= EXERCISE REQUIREMENTS =
Identify every line in the records below that contains the word "preview", and reproduce each one.

= INPUT =
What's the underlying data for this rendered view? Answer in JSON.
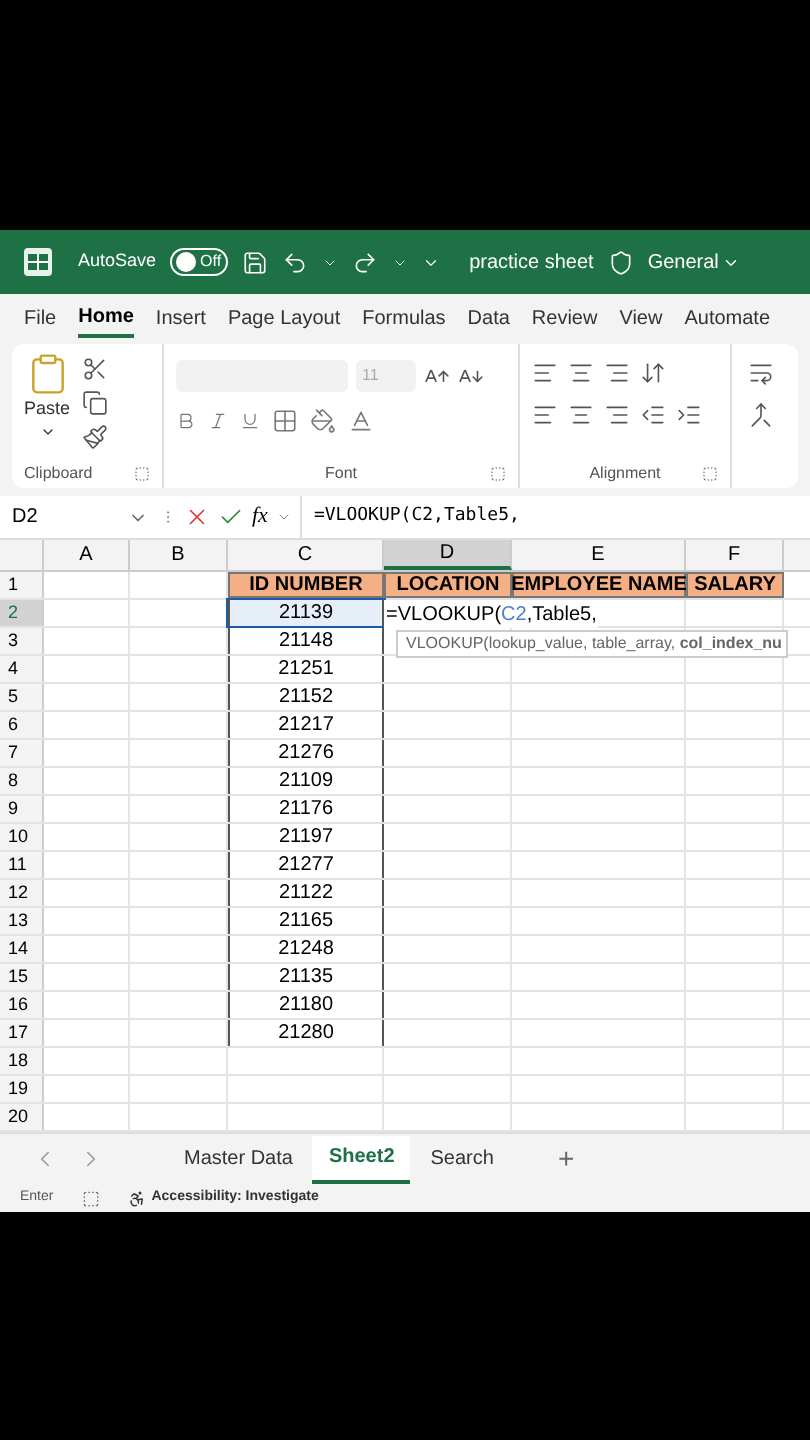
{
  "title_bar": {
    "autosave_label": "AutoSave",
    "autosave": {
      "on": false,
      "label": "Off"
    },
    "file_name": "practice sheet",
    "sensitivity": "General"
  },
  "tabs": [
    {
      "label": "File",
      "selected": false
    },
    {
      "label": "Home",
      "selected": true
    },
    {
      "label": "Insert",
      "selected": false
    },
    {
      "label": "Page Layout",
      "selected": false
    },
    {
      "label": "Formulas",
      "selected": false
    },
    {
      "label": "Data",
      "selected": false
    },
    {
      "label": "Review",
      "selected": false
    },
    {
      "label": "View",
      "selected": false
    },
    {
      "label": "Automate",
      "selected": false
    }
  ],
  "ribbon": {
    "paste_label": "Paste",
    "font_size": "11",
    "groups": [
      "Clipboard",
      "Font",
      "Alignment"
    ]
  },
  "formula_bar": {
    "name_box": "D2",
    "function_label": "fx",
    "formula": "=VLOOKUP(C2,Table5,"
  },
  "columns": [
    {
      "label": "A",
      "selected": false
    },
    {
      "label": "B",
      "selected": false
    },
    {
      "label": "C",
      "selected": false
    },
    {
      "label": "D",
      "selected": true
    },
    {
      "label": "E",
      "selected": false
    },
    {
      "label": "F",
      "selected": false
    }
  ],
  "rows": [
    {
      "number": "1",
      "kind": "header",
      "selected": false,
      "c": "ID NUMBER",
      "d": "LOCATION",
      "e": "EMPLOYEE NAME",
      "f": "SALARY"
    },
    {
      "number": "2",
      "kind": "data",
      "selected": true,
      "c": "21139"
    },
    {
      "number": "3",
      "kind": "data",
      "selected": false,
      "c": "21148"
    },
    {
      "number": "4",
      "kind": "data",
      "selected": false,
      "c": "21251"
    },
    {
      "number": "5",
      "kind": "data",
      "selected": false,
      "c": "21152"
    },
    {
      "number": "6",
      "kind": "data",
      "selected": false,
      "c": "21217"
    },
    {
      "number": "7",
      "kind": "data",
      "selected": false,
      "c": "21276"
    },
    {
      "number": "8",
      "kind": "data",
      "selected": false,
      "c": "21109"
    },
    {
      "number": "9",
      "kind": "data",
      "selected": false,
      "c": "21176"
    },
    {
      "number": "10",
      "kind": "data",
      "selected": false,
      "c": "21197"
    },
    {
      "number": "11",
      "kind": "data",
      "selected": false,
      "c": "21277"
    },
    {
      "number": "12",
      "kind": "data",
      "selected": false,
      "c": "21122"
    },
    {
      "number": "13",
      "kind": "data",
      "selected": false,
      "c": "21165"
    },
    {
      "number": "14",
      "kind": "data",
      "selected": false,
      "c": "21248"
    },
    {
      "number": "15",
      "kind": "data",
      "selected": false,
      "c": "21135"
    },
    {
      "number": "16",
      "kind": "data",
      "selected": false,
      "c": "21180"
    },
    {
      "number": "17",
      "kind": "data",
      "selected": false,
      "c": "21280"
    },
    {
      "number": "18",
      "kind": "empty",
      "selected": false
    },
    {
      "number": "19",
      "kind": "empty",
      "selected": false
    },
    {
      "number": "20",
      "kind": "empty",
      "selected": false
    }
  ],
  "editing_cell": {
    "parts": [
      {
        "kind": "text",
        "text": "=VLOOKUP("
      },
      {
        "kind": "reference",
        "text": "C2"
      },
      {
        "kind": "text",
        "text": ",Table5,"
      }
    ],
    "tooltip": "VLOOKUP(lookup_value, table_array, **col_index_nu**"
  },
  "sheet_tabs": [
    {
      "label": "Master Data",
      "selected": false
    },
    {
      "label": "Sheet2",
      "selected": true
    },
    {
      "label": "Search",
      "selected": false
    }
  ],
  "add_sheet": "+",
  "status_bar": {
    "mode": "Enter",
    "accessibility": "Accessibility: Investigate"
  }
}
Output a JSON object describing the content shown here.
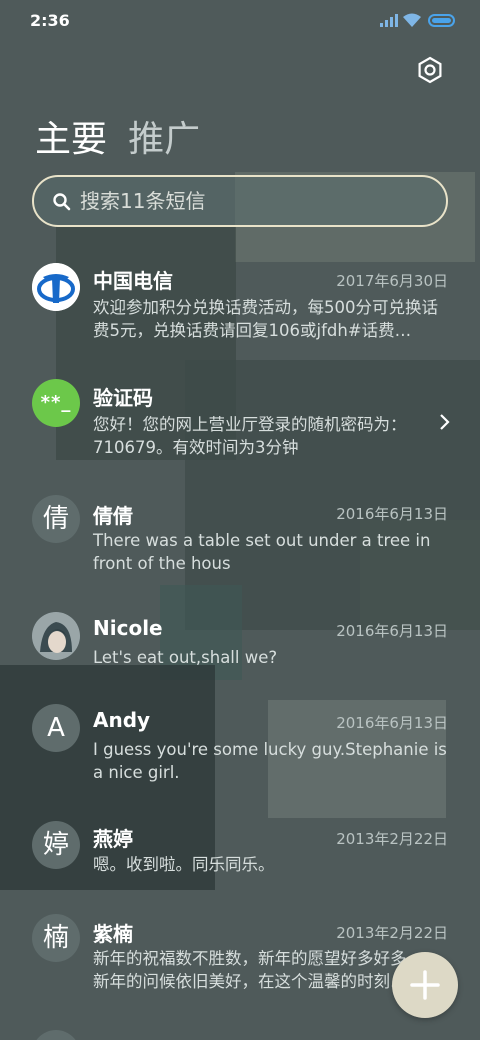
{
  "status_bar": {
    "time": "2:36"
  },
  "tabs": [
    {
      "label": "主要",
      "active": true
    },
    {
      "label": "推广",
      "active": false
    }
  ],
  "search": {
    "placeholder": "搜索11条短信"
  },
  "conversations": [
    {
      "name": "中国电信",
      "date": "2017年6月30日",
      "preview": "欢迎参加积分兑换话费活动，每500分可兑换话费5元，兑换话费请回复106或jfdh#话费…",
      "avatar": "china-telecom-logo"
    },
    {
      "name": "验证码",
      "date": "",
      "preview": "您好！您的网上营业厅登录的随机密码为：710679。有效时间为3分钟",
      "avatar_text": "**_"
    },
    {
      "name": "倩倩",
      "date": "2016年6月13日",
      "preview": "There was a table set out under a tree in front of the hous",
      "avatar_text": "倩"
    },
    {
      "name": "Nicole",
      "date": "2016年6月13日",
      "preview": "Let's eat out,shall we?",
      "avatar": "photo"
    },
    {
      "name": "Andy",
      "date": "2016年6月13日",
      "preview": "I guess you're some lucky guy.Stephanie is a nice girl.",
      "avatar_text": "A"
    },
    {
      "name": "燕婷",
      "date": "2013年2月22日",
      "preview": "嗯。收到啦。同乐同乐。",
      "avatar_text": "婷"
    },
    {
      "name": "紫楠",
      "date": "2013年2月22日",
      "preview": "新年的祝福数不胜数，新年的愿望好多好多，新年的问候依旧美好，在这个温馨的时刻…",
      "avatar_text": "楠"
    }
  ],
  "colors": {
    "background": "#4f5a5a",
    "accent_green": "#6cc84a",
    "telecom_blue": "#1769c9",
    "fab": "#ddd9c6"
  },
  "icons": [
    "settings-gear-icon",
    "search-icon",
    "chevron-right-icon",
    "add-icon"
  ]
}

= TASK RESULT =
      "preview": "欢迎参加积分兑换话费活动，每500分可兑换话费5元，兑换话费请回复106或jfdh#话费…",
      "preview": "您好！您的网上营业厅登录的随机密码为：710679。有效时间为3分钟",
      "preview": "There was a table set out under a tree in front of the hous",
      "preview": "Let's eat out,shall we?",
      "preview": "I guess you're some lucky guy.Stephanie is a nice girl.",
      "preview": "嗯。收到啦。同乐同乐。",
      "preview": "新年的祝福数不胜数，新年的愿望好多好多，新年的问候依旧美好，在这个温馨的时刻…",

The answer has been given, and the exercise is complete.